### PROBLEM TO WORK ON
Select every line holding the word "ylabel" and copy it.

### INPUT RECORDS
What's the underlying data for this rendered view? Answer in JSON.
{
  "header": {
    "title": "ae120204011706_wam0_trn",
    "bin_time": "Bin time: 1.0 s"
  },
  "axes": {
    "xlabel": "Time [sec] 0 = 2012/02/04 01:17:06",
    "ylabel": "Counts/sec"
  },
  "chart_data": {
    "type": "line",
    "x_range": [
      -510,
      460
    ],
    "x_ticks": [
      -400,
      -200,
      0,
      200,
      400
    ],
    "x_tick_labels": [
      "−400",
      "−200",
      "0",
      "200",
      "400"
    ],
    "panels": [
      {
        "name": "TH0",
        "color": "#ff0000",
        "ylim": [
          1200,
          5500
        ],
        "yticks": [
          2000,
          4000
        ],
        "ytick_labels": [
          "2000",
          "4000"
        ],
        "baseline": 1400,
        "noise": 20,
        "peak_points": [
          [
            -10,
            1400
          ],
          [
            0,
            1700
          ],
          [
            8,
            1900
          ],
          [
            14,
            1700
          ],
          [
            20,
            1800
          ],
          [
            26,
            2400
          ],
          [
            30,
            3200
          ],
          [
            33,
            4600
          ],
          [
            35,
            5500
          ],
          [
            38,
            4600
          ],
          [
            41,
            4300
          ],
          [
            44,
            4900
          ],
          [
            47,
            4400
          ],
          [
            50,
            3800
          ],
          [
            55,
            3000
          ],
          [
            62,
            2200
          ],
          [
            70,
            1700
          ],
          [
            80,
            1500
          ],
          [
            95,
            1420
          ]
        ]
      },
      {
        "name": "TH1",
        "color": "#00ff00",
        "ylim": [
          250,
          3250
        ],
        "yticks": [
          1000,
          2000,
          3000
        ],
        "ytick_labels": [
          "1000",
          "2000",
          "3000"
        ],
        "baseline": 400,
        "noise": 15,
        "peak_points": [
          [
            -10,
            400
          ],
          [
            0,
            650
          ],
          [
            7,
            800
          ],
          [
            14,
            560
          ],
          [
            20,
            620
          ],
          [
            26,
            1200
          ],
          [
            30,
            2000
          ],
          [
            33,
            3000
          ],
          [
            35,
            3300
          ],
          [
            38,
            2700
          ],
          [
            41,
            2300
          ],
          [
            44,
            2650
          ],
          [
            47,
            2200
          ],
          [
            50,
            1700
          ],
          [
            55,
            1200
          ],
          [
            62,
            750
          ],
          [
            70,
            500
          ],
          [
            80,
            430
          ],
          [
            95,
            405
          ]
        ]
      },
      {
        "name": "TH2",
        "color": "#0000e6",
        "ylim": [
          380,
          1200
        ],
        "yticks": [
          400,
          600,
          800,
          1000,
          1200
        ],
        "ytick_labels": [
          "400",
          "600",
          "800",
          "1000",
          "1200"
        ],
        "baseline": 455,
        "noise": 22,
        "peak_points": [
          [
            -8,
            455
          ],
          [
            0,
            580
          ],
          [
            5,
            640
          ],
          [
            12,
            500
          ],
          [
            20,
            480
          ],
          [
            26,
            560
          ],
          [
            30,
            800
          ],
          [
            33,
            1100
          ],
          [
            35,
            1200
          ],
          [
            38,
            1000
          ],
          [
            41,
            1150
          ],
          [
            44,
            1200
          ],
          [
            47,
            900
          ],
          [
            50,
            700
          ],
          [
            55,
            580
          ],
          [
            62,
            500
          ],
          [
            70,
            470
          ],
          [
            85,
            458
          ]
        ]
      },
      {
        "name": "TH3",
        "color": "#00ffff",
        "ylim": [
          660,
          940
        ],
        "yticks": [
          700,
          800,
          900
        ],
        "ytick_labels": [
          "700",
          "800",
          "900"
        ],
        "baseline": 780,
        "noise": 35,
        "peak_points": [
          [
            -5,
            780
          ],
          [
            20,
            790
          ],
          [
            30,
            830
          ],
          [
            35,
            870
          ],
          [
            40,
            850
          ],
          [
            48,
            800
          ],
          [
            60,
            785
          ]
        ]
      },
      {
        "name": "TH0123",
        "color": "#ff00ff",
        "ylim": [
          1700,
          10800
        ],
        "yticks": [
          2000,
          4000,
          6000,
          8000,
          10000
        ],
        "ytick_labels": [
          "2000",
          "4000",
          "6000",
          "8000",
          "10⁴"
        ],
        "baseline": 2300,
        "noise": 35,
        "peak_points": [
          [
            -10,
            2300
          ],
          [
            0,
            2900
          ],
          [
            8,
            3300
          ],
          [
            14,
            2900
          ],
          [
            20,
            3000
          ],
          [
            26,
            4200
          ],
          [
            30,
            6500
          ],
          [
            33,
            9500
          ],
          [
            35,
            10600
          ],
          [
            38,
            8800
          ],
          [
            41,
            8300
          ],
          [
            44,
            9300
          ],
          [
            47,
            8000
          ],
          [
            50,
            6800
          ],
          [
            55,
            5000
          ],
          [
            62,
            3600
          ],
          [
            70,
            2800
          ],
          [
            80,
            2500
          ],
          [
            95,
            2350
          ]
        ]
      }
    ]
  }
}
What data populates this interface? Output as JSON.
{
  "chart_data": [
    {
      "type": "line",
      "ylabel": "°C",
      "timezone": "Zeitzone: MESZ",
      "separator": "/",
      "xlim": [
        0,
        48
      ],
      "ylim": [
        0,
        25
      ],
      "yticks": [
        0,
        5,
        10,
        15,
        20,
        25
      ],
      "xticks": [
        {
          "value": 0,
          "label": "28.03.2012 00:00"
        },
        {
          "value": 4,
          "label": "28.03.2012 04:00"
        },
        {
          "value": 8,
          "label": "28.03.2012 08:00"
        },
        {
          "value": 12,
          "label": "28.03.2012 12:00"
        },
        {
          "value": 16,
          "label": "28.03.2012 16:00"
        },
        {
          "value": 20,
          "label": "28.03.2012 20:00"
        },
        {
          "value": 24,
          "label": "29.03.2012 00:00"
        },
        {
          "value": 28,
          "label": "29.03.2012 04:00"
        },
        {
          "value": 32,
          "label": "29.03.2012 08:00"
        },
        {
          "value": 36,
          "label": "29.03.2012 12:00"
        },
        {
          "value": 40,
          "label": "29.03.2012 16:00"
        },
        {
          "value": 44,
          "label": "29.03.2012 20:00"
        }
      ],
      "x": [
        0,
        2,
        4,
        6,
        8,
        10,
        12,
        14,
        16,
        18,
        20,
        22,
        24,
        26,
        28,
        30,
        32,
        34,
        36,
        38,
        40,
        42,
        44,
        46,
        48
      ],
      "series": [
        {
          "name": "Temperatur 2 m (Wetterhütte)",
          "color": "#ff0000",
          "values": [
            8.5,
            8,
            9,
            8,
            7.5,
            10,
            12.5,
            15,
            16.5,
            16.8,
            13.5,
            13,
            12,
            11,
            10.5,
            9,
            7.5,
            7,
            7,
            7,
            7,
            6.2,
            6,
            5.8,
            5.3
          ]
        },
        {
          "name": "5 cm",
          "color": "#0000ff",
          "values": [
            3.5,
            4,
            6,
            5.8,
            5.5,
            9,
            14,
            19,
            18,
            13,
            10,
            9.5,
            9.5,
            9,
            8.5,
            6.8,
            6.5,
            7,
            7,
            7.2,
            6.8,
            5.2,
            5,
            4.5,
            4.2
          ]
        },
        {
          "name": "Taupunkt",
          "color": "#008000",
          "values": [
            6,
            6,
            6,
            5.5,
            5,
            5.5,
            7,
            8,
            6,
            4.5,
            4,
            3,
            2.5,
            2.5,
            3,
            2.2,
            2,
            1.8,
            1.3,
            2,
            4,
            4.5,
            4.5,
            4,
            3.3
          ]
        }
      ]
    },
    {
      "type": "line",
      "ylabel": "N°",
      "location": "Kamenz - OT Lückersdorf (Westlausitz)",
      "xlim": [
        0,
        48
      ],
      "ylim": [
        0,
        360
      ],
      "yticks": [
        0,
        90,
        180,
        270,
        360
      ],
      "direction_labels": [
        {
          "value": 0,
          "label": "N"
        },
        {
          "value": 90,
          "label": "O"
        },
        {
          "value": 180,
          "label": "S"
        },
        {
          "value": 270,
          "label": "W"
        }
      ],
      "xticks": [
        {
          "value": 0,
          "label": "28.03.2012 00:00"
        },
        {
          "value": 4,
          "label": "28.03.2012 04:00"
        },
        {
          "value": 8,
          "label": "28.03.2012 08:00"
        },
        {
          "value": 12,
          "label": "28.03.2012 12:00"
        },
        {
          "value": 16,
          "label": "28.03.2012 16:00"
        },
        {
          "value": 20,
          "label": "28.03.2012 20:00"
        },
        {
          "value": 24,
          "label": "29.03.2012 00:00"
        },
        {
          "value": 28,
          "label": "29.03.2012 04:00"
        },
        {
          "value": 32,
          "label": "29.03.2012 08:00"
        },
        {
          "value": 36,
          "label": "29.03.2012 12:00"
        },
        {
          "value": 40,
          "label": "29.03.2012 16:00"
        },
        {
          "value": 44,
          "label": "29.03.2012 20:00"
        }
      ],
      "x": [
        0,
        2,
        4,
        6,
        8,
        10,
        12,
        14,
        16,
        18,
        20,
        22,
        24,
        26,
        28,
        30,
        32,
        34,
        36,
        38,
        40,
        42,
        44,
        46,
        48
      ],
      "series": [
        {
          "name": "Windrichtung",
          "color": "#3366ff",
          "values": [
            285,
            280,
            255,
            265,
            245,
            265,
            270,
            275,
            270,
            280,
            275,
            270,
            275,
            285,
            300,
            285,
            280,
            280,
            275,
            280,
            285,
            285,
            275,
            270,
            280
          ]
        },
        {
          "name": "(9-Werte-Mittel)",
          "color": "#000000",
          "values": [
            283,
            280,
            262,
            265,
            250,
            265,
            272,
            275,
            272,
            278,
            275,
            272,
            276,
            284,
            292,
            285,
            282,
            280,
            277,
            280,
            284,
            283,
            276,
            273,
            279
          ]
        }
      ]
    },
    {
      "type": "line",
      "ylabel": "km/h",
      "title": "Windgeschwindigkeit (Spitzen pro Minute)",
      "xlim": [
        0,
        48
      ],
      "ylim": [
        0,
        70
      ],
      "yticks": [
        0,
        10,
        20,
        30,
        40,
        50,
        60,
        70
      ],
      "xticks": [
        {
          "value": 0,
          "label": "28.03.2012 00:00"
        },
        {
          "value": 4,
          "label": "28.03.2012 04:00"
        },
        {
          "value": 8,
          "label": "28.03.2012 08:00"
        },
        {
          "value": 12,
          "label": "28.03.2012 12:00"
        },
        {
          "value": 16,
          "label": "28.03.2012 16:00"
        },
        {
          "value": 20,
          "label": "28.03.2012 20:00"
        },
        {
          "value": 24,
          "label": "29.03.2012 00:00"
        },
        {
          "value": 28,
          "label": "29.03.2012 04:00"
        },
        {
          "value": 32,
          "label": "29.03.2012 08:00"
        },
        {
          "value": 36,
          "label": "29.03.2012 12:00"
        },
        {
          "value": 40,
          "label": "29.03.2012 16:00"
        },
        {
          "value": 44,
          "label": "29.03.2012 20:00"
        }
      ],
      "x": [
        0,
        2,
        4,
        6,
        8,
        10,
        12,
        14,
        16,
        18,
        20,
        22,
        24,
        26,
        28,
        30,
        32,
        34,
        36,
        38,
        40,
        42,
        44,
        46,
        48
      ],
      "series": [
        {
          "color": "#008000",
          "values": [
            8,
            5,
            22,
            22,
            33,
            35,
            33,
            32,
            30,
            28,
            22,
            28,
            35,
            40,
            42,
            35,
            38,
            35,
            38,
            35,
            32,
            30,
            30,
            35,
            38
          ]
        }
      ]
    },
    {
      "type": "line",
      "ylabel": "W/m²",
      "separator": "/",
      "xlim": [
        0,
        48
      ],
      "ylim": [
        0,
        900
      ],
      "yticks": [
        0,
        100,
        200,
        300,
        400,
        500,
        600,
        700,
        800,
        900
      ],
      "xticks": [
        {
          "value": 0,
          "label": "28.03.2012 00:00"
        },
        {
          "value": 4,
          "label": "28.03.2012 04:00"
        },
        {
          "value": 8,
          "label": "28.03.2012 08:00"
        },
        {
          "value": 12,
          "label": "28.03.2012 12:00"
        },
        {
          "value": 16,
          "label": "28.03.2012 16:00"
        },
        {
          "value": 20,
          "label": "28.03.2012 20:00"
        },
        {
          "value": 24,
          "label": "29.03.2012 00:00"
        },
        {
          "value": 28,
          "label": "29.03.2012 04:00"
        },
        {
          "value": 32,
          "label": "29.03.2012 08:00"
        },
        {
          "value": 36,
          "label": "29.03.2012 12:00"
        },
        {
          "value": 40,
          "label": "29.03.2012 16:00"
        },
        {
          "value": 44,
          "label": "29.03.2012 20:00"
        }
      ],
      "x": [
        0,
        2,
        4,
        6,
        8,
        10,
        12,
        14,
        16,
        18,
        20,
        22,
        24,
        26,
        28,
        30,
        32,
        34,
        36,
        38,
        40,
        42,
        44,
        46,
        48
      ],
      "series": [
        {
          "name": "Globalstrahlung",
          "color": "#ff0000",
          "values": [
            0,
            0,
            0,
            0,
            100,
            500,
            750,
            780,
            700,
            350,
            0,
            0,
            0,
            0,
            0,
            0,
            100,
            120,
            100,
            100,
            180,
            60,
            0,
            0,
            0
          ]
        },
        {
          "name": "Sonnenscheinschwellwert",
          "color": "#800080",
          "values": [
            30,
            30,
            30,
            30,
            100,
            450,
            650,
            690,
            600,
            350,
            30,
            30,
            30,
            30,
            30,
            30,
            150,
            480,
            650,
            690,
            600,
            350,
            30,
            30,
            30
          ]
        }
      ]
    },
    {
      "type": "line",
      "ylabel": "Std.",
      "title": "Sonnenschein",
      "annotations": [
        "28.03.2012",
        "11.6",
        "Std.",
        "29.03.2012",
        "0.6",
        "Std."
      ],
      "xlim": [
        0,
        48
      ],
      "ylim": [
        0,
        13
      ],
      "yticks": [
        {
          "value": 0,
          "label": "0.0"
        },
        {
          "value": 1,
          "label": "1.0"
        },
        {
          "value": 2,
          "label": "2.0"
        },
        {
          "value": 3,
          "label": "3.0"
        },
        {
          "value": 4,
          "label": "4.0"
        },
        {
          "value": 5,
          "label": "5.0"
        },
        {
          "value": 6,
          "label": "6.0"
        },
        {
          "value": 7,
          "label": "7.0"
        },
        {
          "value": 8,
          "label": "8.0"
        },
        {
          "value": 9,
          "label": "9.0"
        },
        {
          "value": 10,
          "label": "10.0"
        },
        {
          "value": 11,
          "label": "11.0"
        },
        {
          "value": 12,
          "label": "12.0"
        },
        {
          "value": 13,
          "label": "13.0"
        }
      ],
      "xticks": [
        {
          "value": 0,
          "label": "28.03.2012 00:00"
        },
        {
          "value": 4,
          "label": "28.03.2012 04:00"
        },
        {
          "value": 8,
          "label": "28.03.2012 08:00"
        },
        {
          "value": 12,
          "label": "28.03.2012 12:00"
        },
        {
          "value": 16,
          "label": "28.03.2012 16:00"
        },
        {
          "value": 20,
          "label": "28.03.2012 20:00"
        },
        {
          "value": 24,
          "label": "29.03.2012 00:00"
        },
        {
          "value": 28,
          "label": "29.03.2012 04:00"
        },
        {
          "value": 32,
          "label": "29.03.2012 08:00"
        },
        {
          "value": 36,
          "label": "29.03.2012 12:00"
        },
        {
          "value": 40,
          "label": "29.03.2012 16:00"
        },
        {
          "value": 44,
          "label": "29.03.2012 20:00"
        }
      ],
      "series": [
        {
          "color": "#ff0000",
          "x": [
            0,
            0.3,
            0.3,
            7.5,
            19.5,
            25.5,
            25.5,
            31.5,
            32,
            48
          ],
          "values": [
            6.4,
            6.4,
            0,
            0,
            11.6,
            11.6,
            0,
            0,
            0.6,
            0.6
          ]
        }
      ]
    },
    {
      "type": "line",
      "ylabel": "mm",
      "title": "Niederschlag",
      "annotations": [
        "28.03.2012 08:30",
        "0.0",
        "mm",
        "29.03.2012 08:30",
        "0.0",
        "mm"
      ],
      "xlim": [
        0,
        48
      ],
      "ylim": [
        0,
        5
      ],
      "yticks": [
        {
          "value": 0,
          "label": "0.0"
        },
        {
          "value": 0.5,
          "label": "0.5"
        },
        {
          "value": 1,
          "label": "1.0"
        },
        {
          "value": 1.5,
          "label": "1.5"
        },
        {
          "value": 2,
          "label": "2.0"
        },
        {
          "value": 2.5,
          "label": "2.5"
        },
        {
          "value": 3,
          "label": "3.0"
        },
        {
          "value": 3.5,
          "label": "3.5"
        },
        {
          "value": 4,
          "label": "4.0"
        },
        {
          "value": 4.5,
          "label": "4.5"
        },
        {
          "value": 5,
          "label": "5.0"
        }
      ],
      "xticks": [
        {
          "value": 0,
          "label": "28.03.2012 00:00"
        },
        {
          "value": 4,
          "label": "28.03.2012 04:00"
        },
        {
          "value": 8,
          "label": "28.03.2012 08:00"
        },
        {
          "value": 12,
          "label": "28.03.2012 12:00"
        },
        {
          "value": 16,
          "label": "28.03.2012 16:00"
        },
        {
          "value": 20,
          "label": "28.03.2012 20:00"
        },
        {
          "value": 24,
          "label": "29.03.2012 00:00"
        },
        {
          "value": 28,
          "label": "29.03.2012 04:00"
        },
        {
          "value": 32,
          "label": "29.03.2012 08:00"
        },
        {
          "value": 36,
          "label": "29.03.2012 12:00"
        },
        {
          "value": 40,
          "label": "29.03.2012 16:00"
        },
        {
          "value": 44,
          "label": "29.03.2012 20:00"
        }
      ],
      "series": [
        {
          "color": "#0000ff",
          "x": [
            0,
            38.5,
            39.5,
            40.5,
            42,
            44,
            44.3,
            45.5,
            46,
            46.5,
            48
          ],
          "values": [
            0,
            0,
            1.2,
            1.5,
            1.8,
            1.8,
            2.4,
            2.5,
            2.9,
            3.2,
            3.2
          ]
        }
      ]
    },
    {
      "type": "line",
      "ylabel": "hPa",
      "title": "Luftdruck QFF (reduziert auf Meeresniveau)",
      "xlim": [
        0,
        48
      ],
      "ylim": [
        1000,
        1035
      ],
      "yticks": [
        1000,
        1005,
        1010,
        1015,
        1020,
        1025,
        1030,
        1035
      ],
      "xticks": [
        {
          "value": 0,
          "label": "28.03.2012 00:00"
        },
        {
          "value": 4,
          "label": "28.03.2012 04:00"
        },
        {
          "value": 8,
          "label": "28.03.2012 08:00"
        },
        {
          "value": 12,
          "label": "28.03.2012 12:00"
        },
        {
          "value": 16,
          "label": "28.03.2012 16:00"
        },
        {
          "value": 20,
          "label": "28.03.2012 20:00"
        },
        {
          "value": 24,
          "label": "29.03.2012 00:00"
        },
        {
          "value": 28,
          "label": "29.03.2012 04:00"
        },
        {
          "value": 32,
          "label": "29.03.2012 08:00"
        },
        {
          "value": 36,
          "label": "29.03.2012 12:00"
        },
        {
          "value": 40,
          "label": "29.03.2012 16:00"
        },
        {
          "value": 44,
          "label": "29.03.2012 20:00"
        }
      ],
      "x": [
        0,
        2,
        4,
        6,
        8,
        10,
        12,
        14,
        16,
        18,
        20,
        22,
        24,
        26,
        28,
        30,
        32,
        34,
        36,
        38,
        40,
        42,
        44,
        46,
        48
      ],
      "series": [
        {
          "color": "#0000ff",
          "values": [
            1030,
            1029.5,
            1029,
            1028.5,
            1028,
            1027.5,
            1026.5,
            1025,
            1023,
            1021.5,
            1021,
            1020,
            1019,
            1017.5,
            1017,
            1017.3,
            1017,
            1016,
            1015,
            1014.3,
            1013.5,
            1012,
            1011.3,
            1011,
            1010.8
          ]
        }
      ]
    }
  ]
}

### FINAL ANSWER
    "ylabel": "Counts/sec"
      "ylabel": "°C",
      "ylabel": "N°",
      "ylabel": "km/h",
      "ylabel": "W/m²",
      "ylabel": "Std.",
      "ylabel": "mm",
      "ylabel": "hPa",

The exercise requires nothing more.